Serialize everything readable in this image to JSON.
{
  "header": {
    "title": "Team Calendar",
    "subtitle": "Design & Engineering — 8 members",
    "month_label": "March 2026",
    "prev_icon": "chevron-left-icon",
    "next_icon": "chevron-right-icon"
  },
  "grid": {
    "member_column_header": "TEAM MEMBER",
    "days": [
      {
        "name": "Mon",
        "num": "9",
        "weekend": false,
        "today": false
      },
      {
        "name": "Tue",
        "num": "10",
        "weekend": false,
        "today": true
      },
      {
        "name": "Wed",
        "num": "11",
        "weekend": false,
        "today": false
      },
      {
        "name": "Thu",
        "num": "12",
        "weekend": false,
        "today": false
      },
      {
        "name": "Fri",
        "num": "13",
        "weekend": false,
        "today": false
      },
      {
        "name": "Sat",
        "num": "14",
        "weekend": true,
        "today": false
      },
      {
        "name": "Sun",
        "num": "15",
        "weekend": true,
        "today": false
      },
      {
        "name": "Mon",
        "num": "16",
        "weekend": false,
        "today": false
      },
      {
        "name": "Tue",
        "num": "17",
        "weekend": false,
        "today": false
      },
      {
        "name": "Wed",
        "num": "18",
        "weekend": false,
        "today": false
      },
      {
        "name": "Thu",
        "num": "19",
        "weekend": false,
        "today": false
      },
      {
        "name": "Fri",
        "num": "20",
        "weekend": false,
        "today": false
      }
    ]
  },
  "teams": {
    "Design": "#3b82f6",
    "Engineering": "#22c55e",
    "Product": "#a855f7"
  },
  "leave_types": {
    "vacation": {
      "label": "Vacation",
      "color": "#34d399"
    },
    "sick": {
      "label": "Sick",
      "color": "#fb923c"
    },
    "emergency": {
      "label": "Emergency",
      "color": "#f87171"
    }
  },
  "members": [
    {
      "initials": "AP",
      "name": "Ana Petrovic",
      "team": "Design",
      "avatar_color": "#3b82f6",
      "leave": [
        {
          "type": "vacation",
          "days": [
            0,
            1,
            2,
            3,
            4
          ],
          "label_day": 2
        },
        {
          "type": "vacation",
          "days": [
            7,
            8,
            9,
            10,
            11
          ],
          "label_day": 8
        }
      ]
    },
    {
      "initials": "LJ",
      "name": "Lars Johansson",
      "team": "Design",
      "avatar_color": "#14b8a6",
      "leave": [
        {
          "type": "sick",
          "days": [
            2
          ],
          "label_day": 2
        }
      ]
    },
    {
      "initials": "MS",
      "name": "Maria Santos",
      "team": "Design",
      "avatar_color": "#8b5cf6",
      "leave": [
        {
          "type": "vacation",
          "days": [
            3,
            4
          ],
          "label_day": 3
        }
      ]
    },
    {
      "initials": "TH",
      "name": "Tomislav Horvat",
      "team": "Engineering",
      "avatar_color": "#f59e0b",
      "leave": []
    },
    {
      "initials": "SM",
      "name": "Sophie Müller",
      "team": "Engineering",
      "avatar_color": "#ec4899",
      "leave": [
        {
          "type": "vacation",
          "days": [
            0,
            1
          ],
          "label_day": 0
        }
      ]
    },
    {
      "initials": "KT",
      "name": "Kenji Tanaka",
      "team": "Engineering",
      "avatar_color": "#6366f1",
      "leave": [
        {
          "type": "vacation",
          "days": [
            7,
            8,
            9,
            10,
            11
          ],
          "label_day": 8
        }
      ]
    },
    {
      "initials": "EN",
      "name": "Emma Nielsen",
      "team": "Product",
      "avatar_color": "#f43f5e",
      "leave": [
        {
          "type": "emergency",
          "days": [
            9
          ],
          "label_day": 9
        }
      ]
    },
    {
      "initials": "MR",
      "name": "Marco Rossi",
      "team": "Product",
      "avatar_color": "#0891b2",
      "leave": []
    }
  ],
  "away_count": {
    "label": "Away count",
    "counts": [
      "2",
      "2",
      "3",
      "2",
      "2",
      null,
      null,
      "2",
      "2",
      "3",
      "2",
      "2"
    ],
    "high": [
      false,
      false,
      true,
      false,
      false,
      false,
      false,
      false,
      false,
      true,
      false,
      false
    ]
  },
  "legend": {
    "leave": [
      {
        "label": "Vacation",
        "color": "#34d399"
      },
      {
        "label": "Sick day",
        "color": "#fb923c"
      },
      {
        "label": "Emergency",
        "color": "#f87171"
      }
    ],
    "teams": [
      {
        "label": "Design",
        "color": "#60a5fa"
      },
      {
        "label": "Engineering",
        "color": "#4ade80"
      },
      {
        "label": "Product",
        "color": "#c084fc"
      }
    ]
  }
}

──────────────────────────────

Copy every line of the records above that contains "initials".

Exercise solution:
      "initials": "AP",
      "initials": "LJ",
      "initials": "MS",
      "initials": "TH",
      "initials": "SM",
      "initials": "KT",
      "initials": "EN",
      "initials": "MR",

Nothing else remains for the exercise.